◆ Materials provided ◆
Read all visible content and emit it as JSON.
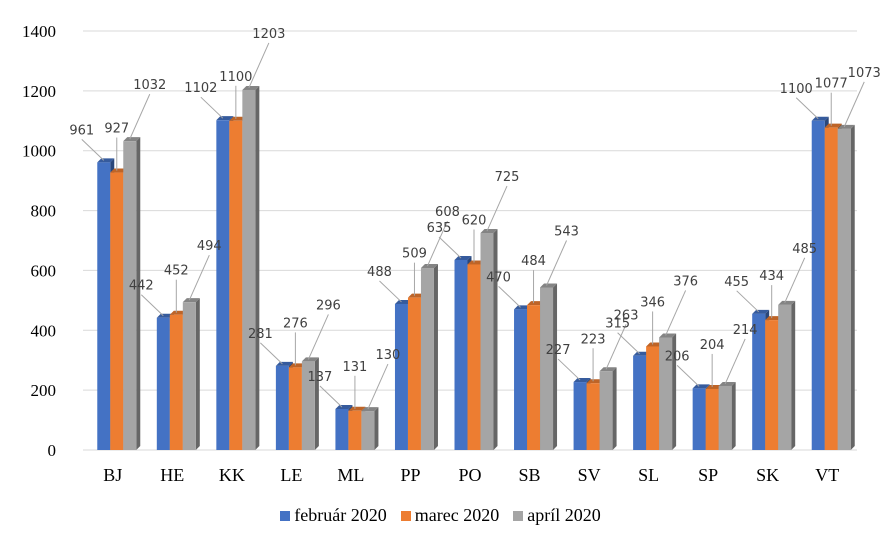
{
  "chart_data": {
    "type": "bar",
    "title": "",
    "xlabel": "",
    "ylabel": "",
    "ylim": [
      0,
      1400
    ],
    "yticks": [
      0,
      200,
      400,
      600,
      800,
      1000,
      1200,
      1400
    ],
    "grid": true,
    "legend_position": "bottom",
    "categories": [
      "BJ",
      "HE",
      "KK",
      "LE",
      "ML",
      "PP",
      "PO",
      "SB",
      "SV",
      "SL",
      "SP",
      "SK",
      "VT"
    ],
    "series": [
      {
        "name": "február 2020",
        "color": "#4472c4",
        "values": [
          961,
          442,
          1102,
          281,
          137,
          488,
          635,
          470,
          227,
          315,
          206,
          455,
          1100
        ]
      },
      {
        "name": "marec 2020",
        "color": "#ed7d31",
        "values": [
          927,
          452,
          1100,
          276,
          131,
          509,
          620,
          484,
          223,
          346,
          204,
          434,
          1077
        ]
      },
      {
        "name": "apríl 2020",
        "color": "#a5a5a5",
        "values": [
          1032,
          494,
          1203,
          296,
          130,
          608,
          725,
          543,
          263,
          376,
          214,
          485,
          1073
        ]
      }
    ]
  }
}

◆ Aim ◆
In the entries above, find every line holding the word "color" and copy it out.

◆ Output for this task ◆
        "color": "#4472c4",
        "color": "#ed7d31",
        "color": "#a5a5a5",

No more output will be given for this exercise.